*Given exercise*. Reproduce the records below in full and word for word, excluding pictures.

(Collection entries)
• • •

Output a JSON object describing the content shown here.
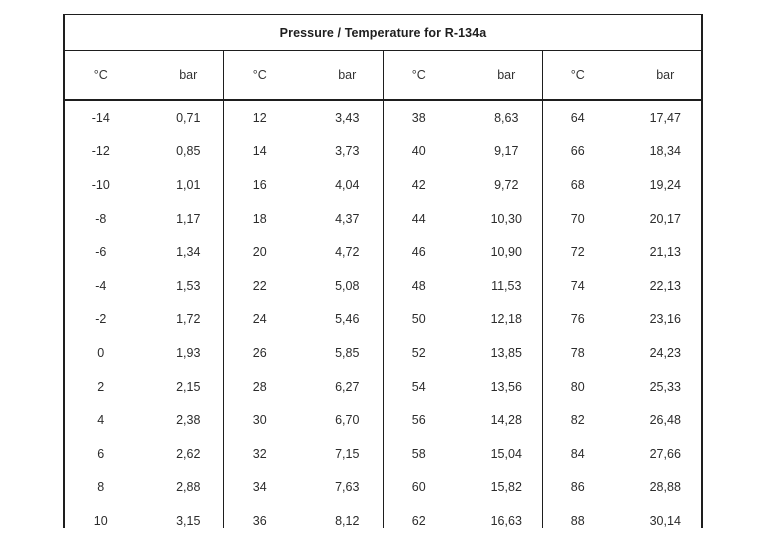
{
  "table": {
    "title": "Pressure / Temperature for R-134a",
    "headers": [
      {
        "temp": "°C",
        "pressure": "bar"
      },
      {
        "temp": "°C",
        "pressure": "bar"
      },
      {
        "temp": "°C",
        "pressure": "bar"
      },
      {
        "temp": "°C",
        "pressure": "bar"
      }
    ],
    "rows": [
      [
        [
          "-14",
          "0,71"
        ],
        [
          "12",
          "3,43"
        ],
        [
          "38",
          "8,63"
        ],
        [
          "64",
          "17,47"
        ]
      ],
      [
        [
          "-12",
          "0,85"
        ],
        [
          "14",
          "3,73"
        ],
        [
          "40",
          "9,17"
        ],
        [
          "66",
          "18,34"
        ]
      ],
      [
        [
          "-10",
          "1,01"
        ],
        [
          "16",
          "4,04"
        ],
        [
          "42",
          "9,72"
        ],
        [
          "68",
          "19,24"
        ]
      ],
      [
        [
          "-8",
          "1,17"
        ],
        [
          "18",
          "4,37"
        ],
        [
          "44",
          "10,30"
        ],
        [
          "70",
          "20,17"
        ]
      ],
      [
        [
          "-6",
          "1,34"
        ],
        [
          "20",
          "4,72"
        ],
        [
          "46",
          "10,90"
        ],
        [
          "72",
          "21,13"
        ]
      ],
      [
        [
          "-4",
          "1,53"
        ],
        [
          "22",
          "5,08"
        ],
        [
          "48",
          "11,53"
        ],
        [
          "74",
          "22,13"
        ]
      ],
      [
        [
          "-2",
          "1,72"
        ],
        [
          "24",
          "5,46"
        ],
        [
          "50",
          "12,18"
        ],
        [
          "76",
          "23,16"
        ]
      ],
      [
        [
          "0",
          "1,93"
        ],
        [
          "26",
          "5,85"
        ],
        [
          "52",
          "13,85"
        ],
        [
          "78",
          "24,23"
        ]
      ],
      [
        [
          "2",
          "2,15"
        ],
        [
          "28",
          "6,27"
        ],
        [
          "54",
          "13,56"
        ],
        [
          "80",
          "25,33"
        ]
      ],
      [
        [
          "4",
          "2,38"
        ],
        [
          "30",
          "6,70"
        ],
        [
          "56",
          "14,28"
        ],
        [
          "82",
          "26,48"
        ]
      ],
      [
        [
          "6",
          "2,62"
        ],
        [
          "32",
          "7,15"
        ],
        [
          "58",
          "15,04"
        ],
        [
          "84",
          "27,66"
        ]
      ],
      [
        [
          "8",
          "2,88"
        ],
        [
          "34",
          "7,63"
        ],
        [
          "60",
          "15,82"
        ],
        [
          "86",
          "28,88"
        ]
      ],
      [
        [
          "10",
          "3,15"
        ],
        [
          "36",
          "8,12"
        ],
        [
          "62",
          "16,63"
        ],
        [
          "88",
          "30,14"
        ]
      ]
    ]
  }
}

• • •

*The output*.
Output a JSON object describing the content shown here.
{
  "table": {
    "title": "Pressure / Temperature for R-134a",
    "headers": [
      {
        "temp": "°C",
        "pressure": "bar"
      },
      {
        "temp": "°C",
        "pressure": "bar"
      },
      {
        "temp": "°C",
        "pressure": "bar"
      },
      {
        "temp": "°C",
        "pressure": "bar"
      }
    ],
    "rows": [
      [
        [
          "-14",
          "0,71"
        ],
        [
          "12",
          "3,43"
        ],
        [
          "38",
          "8,63"
        ],
        [
          "64",
          "17,47"
        ]
      ],
      [
        [
          "-12",
          "0,85"
        ],
        [
          "14",
          "3,73"
        ],
        [
          "40",
          "9,17"
        ],
        [
          "66",
          "18,34"
        ]
      ],
      [
        [
          "-10",
          "1,01"
        ],
        [
          "16",
          "4,04"
        ],
        [
          "42",
          "9,72"
        ],
        [
          "68",
          "19,24"
        ]
      ],
      [
        [
          "-8",
          "1,17"
        ],
        [
          "18",
          "4,37"
        ],
        [
          "44",
          "10,30"
        ],
        [
          "70",
          "20,17"
        ]
      ],
      [
        [
          "-6",
          "1,34"
        ],
        [
          "20",
          "4,72"
        ],
        [
          "46",
          "10,90"
        ],
        [
          "72",
          "21,13"
        ]
      ],
      [
        [
          "-4",
          "1,53"
        ],
        [
          "22",
          "5,08"
        ],
        [
          "48",
          "11,53"
        ],
        [
          "74",
          "22,13"
        ]
      ],
      [
        [
          "-2",
          "1,72"
        ],
        [
          "24",
          "5,46"
        ],
        [
          "50",
          "12,18"
        ],
        [
          "76",
          "23,16"
        ]
      ],
      [
        [
          "0",
          "1,93"
        ],
        [
          "26",
          "5,85"
        ],
        [
          "52",
          "13,85"
        ],
        [
          "78",
          "24,23"
        ]
      ],
      [
        [
          "2",
          "2,15"
        ],
        [
          "28",
          "6,27"
        ],
        [
          "54",
          "13,56"
        ],
        [
          "80",
          "25,33"
        ]
      ],
      [
        [
          "4",
          "2,38"
        ],
        [
          "30",
          "6,70"
        ],
        [
          "56",
          "14,28"
        ],
        [
          "82",
          "26,48"
        ]
      ],
      [
        [
          "6",
          "2,62"
        ],
        [
          "32",
          "7,15"
        ],
        [
          "58",
          "15,04"
        ],
        [
          "84",
          "27,66"
        ]
      ],
      [
        [
          "8",
          "2,88"
        ],
        [
          "34",
          "7,63"
        ],
        [
          "60",
          "15,82"
        ],
        [
          "86",
          "28,88"
        ]
      ],
      [
        [
          "10",
          "3,15"
        ],
        [
          "36",
          "8,12"
        ],
        [
          "62",
          "16,63"
        ],
        [
          "88",
          "30,14"
        ]
      ]
    ]
  }
}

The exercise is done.